● Kutipan Teks:
##############################

Sabtu, 18 Februari 2012

maturidiyah bukhara dan samarkand

MATURIDIYAH: SAMARKAND DAN BUKHARA
PENDAHULUAN
Setelah Usman wafat Ali sebagai calon terkuat menjadi khalifah keempat. Tetapi segera ia mendapat tantangan dari pemuka-pemuka yang ingin pula menjadi khalifah, terutama Talhah dan Zubeir dari Mekkah yang mendapat sokongan dari Aisyah. Tantangan ini dapat dipatahkan Ali dalam pertempuran yang terjadi di Irak tahun 656 M. Talhah dan Zubeir mati terbunuh dan Aisyah dikirim kembali ke Mekkah.
Sejarah mencatat, akibat dari banyaknya fitnah yang ditimbulkan pada masa itu menyebabkan perpecahan pada umat Islam, dari masalah politik sampai pada masalah teologis, yang sampai pada akhirnya menimbulkan berbagai aliran perbedaan pandangan. Diantaranya ada Syi’ah, Khawarij, Mu’tazilah, Qodariyah, Jabariyah, Murji’ah, Ash’ariyah juga Maturidiyah.
Aliran maturidiyah ini dinisbatkan kepada Imam Al – Maturidy. Sistem berfikir Al Maturidy tidak berbeda banyak dengan Al Asy’ari. Keduanya sama – sama gencar menentang Mu’tazilah dan membela kepercayaan – kepercayaan yang ada dalam Al-Qur’an. Sebagai pengikut Abu Hanifah yang banyak memakai rasio dalam pandangan keagamaannya, al Maturidy banyak pula memakai akal dalam sistem teologinya. Oleh karena itu antara teologinya dan teologi yang ditimbulkan oleh Asy’ari terdapat perbedaan, sungguhpun demikian keduanya muncul sebagai reaksi dari kaum Mu’tazilah
Salah satu pengikut penting dari aliran al Maturidy ialah Abu al – Yusr Muhammad al – Bazdawi (421 -493 H ). Nenek al – Bazdawi adalah murid dari al – Maturidy, dan al – Bazdawi mengetahui ajaran – ajaran al – Maturidy dari orang tuanya. Al – Bazdawi sendiri mempunyai murid – murid dan salah seorang dari mereka ialah Najm al – Din  Muhammad al Nasafi (4
60-537 H). Seperti al – Baqilani dan al – Juwaini, al Bazdawi tidak pula sefaham dengan al – Maturidy. Antara kedua pemuka aliran Maturidiah ini, terdapat perbedaan faham sehingga pada akhirnya aliran ini terbagi menjadi dua golongan: golongan Samarkand an golongan Bukhara.

##############################

● Data anotasi tata letak:

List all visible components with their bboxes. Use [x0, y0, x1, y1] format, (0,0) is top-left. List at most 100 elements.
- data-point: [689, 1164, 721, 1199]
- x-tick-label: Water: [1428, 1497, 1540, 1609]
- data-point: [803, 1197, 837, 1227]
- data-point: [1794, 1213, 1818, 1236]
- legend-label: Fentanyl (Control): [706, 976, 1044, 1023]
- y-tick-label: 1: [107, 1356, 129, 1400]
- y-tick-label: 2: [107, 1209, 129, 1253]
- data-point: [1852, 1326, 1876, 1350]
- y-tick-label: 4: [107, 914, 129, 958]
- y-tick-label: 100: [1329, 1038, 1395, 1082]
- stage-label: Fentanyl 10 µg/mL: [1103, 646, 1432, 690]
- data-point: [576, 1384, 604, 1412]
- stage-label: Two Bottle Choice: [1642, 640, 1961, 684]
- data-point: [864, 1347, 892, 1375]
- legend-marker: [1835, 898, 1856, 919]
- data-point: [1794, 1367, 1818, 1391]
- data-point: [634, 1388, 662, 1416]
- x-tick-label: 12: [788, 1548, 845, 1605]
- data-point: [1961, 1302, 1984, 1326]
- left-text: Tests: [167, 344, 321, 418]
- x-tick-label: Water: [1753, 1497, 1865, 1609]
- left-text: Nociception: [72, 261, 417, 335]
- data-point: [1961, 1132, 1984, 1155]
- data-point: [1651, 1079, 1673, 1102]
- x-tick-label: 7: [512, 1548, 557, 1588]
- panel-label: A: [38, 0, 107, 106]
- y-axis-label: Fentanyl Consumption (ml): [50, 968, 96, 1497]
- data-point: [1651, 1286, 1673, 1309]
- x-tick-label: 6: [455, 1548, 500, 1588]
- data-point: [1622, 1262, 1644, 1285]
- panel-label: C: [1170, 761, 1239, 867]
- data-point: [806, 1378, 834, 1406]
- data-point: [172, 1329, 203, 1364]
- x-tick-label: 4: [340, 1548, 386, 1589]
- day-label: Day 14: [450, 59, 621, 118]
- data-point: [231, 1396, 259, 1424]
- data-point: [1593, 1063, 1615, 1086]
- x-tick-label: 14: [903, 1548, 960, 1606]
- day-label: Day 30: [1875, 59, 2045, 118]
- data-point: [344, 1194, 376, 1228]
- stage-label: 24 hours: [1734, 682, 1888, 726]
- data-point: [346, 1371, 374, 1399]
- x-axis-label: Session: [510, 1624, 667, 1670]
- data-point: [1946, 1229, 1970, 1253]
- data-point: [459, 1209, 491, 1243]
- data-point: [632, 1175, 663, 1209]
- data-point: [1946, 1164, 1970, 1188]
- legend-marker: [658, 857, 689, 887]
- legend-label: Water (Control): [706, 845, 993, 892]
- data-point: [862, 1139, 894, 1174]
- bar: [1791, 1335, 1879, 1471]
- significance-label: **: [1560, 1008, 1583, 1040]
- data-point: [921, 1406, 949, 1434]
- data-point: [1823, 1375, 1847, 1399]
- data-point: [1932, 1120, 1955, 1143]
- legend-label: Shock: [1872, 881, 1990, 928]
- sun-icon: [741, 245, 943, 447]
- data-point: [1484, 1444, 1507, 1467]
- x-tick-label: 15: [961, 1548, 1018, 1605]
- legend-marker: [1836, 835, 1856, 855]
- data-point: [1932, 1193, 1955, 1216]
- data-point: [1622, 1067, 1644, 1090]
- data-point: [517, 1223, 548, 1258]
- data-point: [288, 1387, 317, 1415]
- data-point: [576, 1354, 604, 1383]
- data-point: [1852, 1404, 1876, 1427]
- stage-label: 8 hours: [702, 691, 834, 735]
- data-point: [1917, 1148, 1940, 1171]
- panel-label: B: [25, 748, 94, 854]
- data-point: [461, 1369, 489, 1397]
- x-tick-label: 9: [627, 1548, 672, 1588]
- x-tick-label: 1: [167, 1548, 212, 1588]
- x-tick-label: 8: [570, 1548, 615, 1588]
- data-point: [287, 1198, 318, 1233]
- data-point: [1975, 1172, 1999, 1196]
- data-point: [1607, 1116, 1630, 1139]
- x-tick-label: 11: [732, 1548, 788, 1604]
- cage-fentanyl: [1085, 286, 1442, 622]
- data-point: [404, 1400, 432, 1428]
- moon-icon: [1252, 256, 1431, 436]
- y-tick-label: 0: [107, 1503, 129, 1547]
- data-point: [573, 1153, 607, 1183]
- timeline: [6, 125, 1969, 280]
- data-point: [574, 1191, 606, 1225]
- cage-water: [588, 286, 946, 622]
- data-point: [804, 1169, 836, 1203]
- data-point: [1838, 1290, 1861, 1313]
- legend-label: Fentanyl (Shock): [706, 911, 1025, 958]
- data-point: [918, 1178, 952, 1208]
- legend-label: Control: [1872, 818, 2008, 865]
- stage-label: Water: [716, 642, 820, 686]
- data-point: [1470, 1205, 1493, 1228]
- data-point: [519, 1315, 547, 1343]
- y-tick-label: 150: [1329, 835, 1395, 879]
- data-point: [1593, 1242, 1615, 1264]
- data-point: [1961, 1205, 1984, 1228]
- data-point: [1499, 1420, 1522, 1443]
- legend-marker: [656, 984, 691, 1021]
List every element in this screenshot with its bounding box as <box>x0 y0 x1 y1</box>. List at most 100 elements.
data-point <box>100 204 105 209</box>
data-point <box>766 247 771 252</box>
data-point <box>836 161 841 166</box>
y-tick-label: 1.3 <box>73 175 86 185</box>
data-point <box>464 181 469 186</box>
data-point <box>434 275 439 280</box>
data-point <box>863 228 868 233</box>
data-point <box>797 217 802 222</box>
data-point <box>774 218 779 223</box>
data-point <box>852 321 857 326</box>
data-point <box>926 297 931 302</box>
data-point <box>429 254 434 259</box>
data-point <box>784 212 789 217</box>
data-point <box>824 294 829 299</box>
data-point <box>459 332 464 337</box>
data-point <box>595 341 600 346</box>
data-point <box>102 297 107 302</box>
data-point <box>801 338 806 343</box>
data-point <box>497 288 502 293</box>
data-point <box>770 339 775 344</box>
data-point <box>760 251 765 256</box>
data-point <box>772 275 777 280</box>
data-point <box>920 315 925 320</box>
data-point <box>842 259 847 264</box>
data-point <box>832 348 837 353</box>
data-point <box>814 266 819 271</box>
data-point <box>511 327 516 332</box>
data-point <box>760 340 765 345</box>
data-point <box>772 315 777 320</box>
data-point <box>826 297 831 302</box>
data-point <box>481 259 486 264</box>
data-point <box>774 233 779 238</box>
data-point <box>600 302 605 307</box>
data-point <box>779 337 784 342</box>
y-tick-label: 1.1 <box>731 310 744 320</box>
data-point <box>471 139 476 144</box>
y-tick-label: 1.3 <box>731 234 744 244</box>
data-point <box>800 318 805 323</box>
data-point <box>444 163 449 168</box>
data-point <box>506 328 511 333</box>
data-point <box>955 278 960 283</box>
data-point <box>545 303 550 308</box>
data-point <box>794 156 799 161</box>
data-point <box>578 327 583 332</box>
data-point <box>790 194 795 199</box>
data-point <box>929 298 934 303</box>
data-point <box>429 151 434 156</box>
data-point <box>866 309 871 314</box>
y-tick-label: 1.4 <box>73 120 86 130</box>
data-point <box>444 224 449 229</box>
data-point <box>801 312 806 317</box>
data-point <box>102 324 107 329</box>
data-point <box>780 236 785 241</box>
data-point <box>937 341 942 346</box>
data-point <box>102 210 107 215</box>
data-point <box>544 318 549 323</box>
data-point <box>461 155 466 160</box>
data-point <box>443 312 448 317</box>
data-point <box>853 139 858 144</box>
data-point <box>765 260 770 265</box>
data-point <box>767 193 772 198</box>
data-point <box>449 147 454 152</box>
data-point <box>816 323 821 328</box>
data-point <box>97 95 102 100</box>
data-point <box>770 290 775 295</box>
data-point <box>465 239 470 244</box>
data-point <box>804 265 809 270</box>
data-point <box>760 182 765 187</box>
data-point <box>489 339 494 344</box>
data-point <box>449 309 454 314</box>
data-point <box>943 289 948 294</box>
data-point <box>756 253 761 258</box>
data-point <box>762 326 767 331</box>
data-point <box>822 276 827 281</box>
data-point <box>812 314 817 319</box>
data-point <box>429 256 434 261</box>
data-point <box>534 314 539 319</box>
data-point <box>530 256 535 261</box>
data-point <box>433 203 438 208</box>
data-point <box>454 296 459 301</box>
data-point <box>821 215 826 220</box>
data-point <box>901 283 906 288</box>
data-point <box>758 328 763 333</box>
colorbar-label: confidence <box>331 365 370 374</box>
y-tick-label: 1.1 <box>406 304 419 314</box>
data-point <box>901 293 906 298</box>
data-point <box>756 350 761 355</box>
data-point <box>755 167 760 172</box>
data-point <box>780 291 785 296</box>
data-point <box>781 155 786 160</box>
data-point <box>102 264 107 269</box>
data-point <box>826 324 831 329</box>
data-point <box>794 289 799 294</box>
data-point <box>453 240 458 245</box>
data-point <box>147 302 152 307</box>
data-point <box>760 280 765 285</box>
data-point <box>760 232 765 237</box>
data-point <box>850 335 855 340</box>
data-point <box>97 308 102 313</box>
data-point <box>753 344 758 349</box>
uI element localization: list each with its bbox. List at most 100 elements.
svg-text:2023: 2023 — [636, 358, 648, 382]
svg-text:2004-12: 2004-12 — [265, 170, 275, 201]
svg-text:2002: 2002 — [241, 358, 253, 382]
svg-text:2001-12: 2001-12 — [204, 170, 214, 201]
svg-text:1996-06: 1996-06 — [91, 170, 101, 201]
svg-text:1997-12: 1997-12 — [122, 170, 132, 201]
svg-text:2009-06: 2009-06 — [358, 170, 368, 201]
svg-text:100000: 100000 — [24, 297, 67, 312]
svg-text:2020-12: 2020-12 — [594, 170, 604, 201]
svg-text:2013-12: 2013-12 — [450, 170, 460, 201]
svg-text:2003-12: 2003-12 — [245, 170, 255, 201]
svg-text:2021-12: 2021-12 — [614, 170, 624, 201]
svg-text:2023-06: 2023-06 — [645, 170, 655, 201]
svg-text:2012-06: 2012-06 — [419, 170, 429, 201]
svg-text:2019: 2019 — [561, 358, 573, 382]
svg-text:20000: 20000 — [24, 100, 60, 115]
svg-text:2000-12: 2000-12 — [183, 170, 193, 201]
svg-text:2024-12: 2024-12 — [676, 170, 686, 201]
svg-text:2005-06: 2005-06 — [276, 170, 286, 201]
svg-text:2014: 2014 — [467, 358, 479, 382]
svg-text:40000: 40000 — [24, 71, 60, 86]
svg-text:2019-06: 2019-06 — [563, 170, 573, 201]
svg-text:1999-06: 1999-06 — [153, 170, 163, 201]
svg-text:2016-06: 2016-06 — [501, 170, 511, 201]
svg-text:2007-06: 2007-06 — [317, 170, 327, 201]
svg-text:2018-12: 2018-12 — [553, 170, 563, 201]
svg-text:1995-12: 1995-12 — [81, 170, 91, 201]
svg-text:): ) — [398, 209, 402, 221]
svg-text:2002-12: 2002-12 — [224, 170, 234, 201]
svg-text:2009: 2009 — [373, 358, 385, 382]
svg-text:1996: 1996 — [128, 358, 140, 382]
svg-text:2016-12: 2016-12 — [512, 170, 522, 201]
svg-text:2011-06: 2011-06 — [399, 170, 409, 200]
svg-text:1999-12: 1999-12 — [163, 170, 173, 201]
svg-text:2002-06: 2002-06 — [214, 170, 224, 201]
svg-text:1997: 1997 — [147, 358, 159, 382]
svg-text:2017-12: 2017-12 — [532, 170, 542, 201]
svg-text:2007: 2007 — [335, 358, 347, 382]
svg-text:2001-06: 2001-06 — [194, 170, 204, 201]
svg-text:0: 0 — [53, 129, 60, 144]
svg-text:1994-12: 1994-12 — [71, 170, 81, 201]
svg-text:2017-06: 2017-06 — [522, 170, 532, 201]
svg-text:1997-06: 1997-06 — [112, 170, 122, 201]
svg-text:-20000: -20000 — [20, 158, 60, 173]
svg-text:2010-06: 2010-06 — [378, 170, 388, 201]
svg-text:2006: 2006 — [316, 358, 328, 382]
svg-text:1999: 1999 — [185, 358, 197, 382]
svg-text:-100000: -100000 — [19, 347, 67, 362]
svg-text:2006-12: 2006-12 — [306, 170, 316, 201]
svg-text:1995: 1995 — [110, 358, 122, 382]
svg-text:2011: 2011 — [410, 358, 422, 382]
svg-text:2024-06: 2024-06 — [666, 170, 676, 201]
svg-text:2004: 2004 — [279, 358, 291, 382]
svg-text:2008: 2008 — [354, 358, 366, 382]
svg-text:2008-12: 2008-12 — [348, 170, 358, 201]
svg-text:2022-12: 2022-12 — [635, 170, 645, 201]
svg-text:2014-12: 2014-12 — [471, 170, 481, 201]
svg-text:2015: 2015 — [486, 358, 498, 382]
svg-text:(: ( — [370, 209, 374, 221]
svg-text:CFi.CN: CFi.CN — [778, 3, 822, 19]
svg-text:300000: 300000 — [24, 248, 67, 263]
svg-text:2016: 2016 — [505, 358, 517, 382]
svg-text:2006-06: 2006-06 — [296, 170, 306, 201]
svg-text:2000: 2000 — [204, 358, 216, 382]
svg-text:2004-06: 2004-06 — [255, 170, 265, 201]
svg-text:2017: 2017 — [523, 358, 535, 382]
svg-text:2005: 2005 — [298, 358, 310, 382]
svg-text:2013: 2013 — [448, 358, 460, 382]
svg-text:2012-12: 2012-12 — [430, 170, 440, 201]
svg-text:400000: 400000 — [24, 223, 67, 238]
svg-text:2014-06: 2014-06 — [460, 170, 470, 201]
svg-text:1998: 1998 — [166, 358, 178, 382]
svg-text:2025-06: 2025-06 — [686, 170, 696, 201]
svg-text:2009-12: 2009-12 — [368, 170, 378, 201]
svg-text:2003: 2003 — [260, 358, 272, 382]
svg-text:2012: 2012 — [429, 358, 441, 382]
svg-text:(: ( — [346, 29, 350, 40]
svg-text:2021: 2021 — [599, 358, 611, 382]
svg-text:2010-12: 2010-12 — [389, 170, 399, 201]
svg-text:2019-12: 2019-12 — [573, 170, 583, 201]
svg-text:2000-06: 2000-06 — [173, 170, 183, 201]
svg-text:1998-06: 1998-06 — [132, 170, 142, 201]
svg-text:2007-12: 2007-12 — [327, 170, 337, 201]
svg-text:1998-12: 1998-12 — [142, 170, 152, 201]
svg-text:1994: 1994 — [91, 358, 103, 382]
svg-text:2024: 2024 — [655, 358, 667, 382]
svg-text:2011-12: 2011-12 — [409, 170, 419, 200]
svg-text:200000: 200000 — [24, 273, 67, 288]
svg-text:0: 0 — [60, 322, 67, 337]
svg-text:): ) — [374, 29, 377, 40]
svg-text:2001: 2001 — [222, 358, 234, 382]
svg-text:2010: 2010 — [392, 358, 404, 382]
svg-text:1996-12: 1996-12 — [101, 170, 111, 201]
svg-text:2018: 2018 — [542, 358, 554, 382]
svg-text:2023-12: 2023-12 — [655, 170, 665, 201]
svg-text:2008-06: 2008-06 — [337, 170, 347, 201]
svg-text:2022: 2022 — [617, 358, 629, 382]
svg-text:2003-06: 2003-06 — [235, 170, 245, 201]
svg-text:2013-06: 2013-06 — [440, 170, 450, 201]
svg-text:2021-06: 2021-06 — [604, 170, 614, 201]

##############################

● Tugas Tertulis 1:
Dari kutipan tentang Maturidiyah, tuliskan semua aliran yang muncul akibat perpecahan umat Islam.
● Tugas Tertulis 2:
Jawab pertanyaan berikut berdasarkan kutipan tentang Maturidiyah.
(a) Di mana pertempuran tahun 656 M terjadi?
(b) Al-Maturidy adalah pengikut siapa?
(c) Aliran Maturidiyah akhirnya terbagi menjadi golongan apa saja?

● Hasil Jawaban 1:
Syi’ah, Khawarij, Mu’tazilah, Qodariyah, Jabariyah, Murji’ah, Ash’ariyah, Maturidiyah

● Hasil Jawaban 2:
(a) Di Irak.
(b) Abu Hanifah.
(c) Golongan Samarkand dan golongan Bukhara.